MinIO Object Storage for GitHub Enterprise

MinIO Object Storage for GitHub Enterprise

Developer generation of unstructured data is a main driver of storage needs. Artifacts, built with GitHub Actions and Packages, have data growth driven by multiple releases a day for multiple environments, generating more growth faster than other types of data.

GitHub Enterprise Overview


At the heart of this data generation is GitHub Enterprise. GitHub Enterprise’s success is based on the fact that it allows developers to use the tools they are comfortable with across the entire development process. This includes popular IDEs and CI/CD tools, and is organized around Actions and Packages.

  • GitHub Actions is a continuous integration and continuous delivery (CI/CD) platform that allows you to automate your build, test, and deployment pipelines. You can create workflows that build and test every pull request to your repository, or deploy merged pull requests to production.
  • GitHub Packages is a platform for hosting and managing packages, including containers and other dependencies. GitHub Packages combines your source code and packages in one place to provide integrated permissions management and billing, so you can centralize your software development on GitHub.


Together, they produce data at a tremendous rate in an enterprise environment and demand sophisticated storage and retrieval capabilities.

Two Pieces of the Same Puzzle

All of this data requires a sophisticated, cloud-native storage system. That system is ideally S3 compatible, performant, seamlessly scalable to hundreds of PBs, software-defined, multi-cloud, secure and resilient.

In other words, GitHub Enterprise requires MinIO.

Let’s run through the requirements quickly:

  • S3 Compatible — Developers use RESTful APIs today. That is what S3 is — RESTful. The S3 API for object storage is the de facto standard. MinIO is the most widely deployed alternative to Amazon S3 and has nearly a billion Docker pulls to prove it. There is no S3 compatible object store that is run in more architectures, across more types of hardware, and against more use cases than MinIO. That is why it “just works” for hundreds of thousands of applications.

→ **SET PROBLEM 1**
Write out the passage of the MinIO and GitHub Enterprise text from "Developer generation of" up to and including "types of data.".
→ **SET PROBLEM 2**
Extend the MinIO and GitHub Enterprise text past its final sentence.

→ **DATASET EXTRACT**
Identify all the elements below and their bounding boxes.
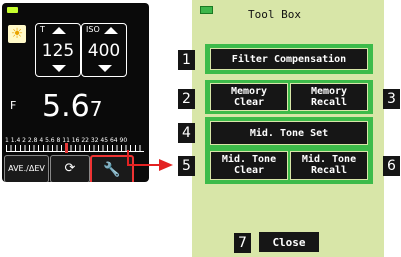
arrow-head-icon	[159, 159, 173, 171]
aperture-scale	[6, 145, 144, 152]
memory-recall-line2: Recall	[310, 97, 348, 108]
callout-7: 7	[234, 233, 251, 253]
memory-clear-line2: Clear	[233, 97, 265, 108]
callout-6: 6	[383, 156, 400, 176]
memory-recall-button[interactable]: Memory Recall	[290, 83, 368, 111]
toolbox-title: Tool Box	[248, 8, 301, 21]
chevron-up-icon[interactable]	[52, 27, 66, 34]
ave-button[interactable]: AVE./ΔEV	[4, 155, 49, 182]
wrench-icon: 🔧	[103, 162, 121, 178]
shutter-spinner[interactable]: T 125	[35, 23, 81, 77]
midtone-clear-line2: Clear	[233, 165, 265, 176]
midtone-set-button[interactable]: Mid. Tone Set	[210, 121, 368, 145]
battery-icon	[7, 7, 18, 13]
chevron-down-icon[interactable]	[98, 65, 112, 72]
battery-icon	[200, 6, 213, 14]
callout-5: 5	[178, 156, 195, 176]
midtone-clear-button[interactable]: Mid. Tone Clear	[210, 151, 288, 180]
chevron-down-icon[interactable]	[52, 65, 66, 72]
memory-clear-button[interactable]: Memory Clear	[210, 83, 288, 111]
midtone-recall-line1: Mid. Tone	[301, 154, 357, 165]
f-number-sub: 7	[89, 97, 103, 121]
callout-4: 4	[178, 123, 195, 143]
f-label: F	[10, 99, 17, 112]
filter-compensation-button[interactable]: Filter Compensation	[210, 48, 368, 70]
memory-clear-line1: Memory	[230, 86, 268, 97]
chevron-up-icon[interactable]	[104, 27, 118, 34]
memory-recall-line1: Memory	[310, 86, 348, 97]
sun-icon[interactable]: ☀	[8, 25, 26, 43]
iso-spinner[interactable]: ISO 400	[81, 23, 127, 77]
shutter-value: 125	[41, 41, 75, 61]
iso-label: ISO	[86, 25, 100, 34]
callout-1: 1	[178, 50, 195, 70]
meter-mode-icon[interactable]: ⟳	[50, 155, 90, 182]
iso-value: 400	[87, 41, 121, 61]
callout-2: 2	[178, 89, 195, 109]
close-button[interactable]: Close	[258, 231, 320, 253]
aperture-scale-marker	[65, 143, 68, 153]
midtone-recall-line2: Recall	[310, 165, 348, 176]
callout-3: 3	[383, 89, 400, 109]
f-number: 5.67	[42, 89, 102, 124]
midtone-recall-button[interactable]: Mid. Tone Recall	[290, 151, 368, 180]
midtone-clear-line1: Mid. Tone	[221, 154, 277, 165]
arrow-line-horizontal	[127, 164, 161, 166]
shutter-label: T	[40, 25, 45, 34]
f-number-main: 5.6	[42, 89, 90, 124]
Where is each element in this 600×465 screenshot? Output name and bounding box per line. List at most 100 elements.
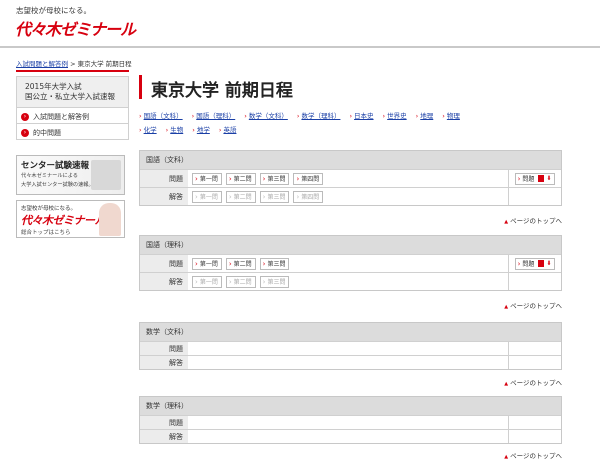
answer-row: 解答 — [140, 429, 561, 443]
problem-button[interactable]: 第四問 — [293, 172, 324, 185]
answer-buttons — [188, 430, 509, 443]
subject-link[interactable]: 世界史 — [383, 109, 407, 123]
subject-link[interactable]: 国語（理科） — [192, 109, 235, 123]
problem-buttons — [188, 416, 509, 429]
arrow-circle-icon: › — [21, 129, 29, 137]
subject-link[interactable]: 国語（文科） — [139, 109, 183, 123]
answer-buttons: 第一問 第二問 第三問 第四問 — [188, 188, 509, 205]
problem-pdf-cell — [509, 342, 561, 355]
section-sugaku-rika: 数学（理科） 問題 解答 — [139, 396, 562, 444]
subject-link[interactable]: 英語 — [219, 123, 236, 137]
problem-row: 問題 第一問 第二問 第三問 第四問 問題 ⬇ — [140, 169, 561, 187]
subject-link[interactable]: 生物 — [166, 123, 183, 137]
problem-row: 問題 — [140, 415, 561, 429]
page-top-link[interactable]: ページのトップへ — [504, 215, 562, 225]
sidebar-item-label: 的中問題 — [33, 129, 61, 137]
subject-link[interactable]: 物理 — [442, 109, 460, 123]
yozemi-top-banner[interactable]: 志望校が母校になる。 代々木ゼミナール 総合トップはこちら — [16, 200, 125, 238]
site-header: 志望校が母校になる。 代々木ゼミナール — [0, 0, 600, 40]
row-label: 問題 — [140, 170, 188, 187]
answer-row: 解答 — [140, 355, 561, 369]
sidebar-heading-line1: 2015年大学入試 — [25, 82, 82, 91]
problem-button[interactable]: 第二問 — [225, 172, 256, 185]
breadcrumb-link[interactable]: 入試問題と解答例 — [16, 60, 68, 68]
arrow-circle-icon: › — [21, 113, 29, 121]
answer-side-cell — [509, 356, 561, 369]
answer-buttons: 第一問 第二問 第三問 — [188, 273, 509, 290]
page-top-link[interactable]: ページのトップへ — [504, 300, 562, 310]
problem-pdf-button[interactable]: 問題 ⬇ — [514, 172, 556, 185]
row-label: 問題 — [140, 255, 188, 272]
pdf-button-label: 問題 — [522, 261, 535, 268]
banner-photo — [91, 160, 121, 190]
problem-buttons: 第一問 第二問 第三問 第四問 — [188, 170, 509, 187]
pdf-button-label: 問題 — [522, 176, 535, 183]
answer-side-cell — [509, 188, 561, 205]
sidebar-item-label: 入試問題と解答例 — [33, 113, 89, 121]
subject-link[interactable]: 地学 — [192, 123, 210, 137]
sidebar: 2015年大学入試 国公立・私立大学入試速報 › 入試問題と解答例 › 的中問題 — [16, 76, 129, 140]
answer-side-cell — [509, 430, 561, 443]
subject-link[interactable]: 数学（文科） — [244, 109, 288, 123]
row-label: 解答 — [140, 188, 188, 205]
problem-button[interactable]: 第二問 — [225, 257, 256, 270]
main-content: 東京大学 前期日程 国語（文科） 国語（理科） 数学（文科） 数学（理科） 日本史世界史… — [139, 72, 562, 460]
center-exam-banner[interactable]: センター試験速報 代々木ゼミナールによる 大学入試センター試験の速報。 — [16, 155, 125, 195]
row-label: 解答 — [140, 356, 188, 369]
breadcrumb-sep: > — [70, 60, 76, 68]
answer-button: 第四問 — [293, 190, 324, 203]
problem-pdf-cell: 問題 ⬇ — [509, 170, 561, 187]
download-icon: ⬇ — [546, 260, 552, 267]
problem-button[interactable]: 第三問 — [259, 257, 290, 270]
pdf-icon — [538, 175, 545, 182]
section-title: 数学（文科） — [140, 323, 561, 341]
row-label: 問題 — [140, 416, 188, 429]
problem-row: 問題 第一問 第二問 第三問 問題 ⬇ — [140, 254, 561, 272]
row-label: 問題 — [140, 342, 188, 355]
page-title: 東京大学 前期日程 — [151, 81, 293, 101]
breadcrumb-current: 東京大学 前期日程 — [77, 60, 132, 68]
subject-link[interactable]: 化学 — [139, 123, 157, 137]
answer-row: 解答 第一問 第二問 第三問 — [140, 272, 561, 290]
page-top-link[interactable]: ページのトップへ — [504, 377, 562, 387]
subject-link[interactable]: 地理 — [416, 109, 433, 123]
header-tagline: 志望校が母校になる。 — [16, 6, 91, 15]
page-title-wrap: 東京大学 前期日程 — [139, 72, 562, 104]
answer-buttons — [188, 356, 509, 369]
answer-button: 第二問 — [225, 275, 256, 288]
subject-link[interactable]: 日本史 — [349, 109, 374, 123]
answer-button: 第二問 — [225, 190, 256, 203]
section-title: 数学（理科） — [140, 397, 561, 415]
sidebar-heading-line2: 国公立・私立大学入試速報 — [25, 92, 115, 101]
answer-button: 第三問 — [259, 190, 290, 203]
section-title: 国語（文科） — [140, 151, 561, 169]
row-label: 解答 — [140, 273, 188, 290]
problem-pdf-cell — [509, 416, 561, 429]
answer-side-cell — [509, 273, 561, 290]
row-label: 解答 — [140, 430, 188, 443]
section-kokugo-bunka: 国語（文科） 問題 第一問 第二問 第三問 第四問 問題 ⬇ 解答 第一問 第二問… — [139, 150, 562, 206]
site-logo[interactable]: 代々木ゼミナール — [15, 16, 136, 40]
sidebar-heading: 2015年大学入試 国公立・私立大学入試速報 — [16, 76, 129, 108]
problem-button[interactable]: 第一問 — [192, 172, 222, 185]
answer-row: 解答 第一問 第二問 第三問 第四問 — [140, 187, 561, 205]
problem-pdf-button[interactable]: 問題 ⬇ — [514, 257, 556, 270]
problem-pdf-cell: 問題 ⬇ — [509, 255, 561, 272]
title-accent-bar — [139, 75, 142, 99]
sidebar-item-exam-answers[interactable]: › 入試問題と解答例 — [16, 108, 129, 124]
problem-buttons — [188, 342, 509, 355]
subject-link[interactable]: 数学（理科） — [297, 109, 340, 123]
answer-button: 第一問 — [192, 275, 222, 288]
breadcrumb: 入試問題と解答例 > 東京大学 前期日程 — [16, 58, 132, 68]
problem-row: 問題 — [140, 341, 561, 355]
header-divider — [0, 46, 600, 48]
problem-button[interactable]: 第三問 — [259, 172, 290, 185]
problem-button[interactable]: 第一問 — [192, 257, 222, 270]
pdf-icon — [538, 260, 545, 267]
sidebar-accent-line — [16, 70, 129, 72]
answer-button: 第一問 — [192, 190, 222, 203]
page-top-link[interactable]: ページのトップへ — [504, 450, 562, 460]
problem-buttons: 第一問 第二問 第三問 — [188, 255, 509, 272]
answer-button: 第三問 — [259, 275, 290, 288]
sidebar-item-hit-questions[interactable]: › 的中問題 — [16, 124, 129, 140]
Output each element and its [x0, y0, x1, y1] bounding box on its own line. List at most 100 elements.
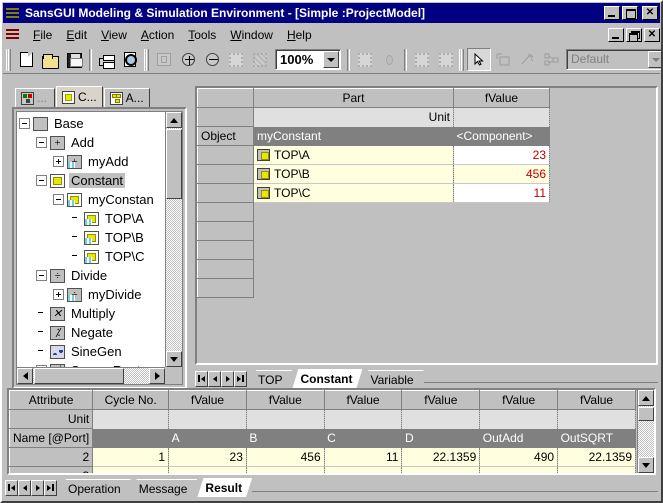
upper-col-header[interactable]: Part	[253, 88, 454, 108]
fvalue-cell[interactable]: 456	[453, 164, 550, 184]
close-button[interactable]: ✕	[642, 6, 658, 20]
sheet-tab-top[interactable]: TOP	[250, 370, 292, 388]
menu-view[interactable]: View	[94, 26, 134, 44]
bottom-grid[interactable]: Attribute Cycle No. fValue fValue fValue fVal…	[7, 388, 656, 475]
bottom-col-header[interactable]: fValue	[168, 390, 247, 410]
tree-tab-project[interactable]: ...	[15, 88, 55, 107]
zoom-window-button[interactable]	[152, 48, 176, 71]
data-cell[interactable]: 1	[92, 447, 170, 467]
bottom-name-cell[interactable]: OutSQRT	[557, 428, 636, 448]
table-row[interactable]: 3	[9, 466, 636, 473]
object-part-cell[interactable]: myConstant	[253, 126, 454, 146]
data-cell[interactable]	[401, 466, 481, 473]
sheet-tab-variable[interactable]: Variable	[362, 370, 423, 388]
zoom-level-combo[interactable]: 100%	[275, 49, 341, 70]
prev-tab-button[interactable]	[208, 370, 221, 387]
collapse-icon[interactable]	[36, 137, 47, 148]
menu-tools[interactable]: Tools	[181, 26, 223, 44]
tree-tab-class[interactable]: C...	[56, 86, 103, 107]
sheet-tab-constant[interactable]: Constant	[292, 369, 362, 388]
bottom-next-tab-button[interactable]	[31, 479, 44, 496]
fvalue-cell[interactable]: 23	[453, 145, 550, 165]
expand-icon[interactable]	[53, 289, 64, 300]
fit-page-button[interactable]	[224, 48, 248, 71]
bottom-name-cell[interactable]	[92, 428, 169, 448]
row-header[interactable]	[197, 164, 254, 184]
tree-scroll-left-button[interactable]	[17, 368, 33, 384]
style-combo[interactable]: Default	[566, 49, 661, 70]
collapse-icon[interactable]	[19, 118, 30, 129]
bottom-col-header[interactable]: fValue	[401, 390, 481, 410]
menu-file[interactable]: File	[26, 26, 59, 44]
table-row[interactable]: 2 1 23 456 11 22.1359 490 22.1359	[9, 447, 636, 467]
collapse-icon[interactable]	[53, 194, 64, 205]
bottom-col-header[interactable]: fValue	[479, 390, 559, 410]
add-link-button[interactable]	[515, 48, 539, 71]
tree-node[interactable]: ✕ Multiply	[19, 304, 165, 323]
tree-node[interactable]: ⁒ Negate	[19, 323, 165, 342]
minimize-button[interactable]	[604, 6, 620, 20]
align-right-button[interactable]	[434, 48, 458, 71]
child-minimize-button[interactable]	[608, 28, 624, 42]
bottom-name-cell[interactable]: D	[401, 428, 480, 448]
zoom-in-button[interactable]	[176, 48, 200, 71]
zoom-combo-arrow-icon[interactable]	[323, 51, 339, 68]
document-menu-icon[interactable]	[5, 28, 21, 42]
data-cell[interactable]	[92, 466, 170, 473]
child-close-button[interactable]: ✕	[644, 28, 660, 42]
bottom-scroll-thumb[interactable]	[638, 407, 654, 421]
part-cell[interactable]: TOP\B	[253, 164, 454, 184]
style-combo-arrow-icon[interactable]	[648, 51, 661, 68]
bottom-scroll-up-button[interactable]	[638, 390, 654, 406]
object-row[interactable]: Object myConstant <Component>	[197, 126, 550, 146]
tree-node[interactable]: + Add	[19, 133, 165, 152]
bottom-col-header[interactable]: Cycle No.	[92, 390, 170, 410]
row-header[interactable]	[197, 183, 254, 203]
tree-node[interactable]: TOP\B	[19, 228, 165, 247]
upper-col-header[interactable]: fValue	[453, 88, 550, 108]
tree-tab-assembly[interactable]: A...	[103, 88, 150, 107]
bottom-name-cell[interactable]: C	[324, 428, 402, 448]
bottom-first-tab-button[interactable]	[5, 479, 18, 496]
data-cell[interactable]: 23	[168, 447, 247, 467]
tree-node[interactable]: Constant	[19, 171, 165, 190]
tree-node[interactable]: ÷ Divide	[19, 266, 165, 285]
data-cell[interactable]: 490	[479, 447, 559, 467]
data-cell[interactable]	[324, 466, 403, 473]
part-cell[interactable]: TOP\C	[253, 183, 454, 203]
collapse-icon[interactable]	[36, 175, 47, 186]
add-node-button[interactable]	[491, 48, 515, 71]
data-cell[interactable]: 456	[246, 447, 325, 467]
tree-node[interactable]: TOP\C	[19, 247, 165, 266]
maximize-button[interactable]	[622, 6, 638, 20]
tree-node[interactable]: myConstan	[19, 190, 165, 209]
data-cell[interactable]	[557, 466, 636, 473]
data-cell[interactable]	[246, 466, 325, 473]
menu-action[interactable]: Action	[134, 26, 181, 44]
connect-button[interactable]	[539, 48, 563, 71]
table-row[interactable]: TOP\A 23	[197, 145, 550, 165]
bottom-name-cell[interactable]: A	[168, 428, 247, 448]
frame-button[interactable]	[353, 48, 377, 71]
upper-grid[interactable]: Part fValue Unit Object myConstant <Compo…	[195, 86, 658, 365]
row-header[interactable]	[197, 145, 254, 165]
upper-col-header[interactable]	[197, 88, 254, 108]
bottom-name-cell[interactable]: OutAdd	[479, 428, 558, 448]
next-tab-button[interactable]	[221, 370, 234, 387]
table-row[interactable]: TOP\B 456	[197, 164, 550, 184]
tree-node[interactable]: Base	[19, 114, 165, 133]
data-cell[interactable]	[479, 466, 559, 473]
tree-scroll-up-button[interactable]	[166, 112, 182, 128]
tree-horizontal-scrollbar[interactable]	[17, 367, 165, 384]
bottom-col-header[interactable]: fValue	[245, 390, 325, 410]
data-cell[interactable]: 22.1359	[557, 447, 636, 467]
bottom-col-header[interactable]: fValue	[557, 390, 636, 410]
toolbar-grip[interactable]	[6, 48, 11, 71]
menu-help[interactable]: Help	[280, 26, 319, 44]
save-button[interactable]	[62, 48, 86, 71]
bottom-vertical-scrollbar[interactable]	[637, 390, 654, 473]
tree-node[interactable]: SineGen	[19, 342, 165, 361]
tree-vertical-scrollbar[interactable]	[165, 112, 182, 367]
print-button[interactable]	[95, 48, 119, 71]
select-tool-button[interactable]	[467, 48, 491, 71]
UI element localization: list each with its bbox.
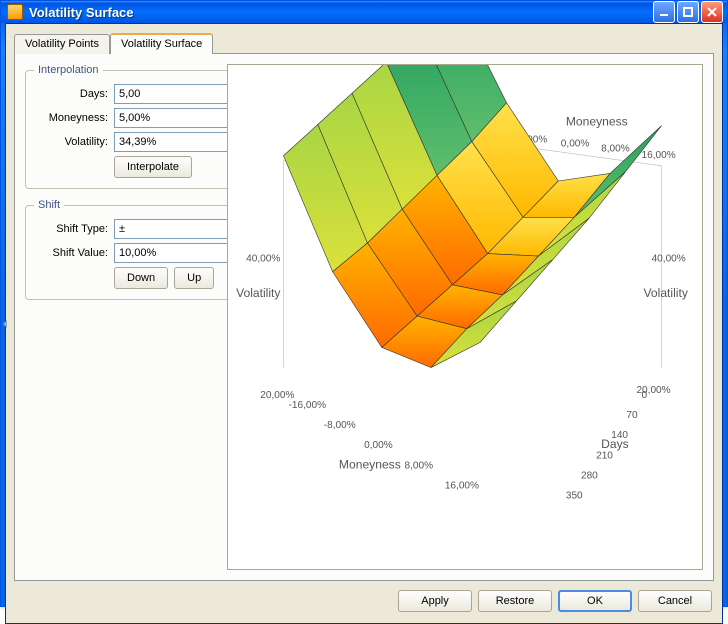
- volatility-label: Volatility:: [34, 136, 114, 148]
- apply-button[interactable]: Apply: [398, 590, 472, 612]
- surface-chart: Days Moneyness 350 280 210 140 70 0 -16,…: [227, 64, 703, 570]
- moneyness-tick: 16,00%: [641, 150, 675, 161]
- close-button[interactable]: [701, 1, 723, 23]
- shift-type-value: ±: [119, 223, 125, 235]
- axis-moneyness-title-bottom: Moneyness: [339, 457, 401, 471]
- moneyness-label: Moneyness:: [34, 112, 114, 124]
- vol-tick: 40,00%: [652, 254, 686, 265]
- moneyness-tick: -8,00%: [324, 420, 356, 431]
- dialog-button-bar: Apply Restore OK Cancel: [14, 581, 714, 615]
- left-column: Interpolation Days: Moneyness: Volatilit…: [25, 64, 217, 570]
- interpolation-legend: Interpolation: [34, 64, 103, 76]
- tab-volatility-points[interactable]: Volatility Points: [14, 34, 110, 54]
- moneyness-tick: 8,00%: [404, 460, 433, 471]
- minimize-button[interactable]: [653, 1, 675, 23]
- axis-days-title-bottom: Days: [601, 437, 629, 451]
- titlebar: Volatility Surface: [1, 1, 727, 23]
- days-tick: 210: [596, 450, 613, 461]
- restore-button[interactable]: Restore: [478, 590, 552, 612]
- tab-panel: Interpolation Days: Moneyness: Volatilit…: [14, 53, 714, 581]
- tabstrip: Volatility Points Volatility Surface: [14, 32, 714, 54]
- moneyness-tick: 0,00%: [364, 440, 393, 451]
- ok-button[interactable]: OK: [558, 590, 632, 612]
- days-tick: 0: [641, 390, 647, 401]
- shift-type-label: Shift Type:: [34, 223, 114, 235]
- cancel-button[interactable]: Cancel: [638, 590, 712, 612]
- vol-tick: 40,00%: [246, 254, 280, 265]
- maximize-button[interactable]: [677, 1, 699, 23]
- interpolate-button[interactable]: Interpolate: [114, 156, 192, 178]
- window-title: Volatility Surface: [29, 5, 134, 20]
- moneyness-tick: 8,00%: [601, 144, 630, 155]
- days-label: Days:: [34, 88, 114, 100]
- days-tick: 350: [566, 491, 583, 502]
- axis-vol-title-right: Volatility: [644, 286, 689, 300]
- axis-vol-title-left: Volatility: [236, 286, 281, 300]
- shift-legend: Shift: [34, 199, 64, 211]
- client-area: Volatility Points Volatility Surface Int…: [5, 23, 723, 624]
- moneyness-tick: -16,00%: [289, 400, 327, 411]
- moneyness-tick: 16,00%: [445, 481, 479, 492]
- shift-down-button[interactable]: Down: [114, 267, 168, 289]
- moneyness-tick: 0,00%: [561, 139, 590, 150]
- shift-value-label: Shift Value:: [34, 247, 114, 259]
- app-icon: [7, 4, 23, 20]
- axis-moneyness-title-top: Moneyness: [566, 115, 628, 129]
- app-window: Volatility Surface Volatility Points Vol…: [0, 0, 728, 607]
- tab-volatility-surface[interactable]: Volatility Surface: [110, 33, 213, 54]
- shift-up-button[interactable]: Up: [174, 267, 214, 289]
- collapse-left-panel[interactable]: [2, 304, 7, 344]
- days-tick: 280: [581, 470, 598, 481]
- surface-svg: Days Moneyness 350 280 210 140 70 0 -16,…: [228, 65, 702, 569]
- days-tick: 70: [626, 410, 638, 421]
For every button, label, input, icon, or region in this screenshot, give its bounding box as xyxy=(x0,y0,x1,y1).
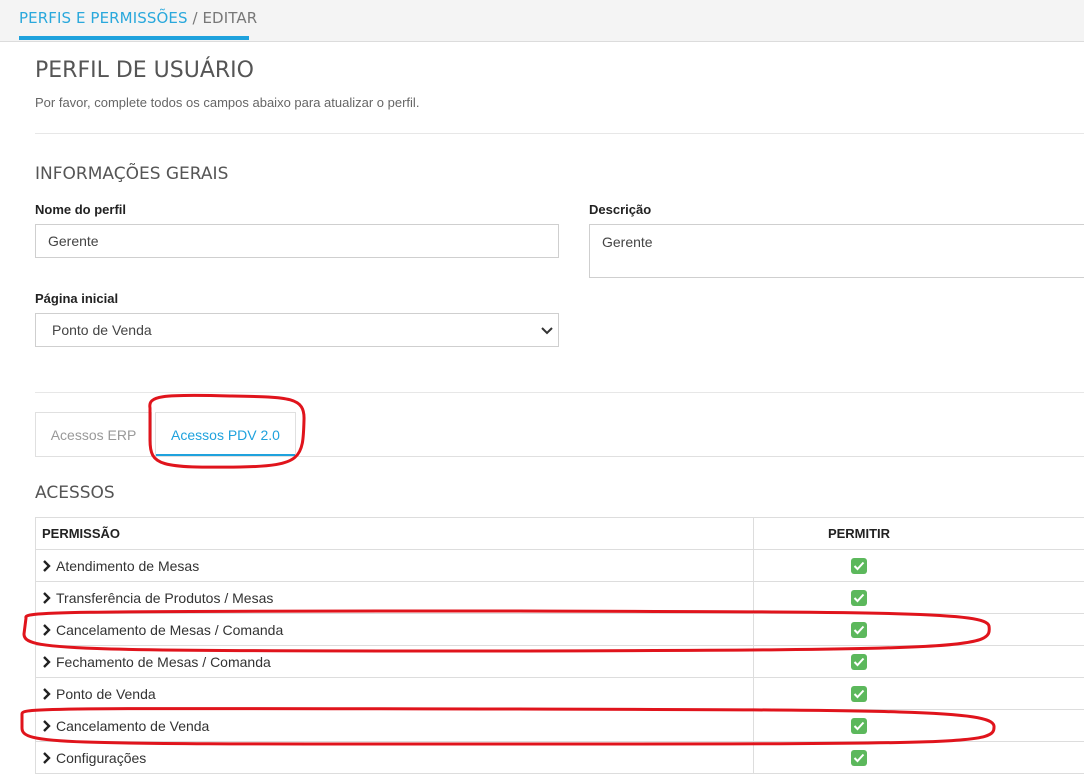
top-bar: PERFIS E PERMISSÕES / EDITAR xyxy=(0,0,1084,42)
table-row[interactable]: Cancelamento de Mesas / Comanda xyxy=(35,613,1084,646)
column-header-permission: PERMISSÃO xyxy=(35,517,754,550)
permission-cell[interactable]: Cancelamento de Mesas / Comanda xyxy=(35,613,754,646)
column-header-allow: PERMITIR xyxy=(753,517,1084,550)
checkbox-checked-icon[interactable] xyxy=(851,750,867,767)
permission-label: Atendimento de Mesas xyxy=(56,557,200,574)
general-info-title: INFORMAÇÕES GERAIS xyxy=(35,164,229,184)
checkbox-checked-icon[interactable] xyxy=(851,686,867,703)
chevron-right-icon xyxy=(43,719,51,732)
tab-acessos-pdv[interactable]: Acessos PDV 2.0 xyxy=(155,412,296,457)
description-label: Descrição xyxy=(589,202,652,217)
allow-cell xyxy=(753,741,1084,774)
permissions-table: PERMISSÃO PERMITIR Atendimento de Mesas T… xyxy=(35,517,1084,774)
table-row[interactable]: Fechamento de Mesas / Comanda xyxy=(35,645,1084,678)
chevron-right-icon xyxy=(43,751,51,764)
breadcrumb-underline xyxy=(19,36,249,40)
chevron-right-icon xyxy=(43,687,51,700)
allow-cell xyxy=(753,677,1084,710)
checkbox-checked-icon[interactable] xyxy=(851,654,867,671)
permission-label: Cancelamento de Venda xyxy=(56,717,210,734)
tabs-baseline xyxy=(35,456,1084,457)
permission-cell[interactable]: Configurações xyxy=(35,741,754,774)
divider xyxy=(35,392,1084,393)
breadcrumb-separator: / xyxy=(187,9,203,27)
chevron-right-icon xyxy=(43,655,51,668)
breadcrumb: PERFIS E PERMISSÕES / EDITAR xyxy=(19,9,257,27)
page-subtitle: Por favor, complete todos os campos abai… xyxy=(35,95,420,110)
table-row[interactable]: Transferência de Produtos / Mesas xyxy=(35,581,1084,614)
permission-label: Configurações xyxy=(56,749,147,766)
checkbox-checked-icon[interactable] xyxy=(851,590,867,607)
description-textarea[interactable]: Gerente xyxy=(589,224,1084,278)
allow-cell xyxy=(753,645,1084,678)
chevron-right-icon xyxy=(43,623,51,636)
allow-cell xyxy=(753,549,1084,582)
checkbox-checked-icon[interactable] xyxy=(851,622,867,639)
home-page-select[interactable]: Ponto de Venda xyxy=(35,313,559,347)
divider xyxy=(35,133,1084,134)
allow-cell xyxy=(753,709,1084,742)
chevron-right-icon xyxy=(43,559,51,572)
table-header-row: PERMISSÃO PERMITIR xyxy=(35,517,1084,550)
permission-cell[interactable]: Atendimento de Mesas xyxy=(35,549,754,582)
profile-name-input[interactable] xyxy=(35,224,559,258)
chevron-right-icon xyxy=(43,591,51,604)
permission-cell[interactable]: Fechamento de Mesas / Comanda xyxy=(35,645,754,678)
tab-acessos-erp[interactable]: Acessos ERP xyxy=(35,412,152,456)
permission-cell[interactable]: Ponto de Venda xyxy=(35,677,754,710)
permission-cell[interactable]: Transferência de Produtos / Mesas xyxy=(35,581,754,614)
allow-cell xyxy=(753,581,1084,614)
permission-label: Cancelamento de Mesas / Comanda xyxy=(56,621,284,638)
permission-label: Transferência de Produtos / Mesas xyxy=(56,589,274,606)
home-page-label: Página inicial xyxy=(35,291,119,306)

→ **WRITTEN REPLY 1**
Developer generation of unstructured data is a main driver of storage needs. Artifacts, built with GitHub Actions and Packages, have data growth driven by multiple releases a day for multiple environments, generating more growth faster than other types of data.

→ **WRITTEN REPLY 2**
  • Performant — MinIO is the world’s fastest object store with GET/PUT speeds in excess of 325 GB/s and 165 GB/s respectively. Storage and retrieval is fast — no matter what the object size. All of MinIO’s benchmarks are published — feel free to check them out here.
  • Seamlessly scalable — MinIO scales through a concept called server pools that is designed for hardware heterogeneity. GitHub Enterprise instances are fast growing, get really large and are long-lived. MinIO is well suited for these use cases.
  • Software defined — GitHub Enterprise is a software defined solution. It makes sense that it would pair up with software defined storage like MinIO. Better economics, better performance tuning, better operational management — better everything really when you go software defined.
  • Multi-cloud — GitHub Enterprise runs everywhere; its storage solution needs to as well. MinIO runs on every public cloud, private cloud, and at the edge (a keen area of interest for the team at GitHub). Where they are, we are.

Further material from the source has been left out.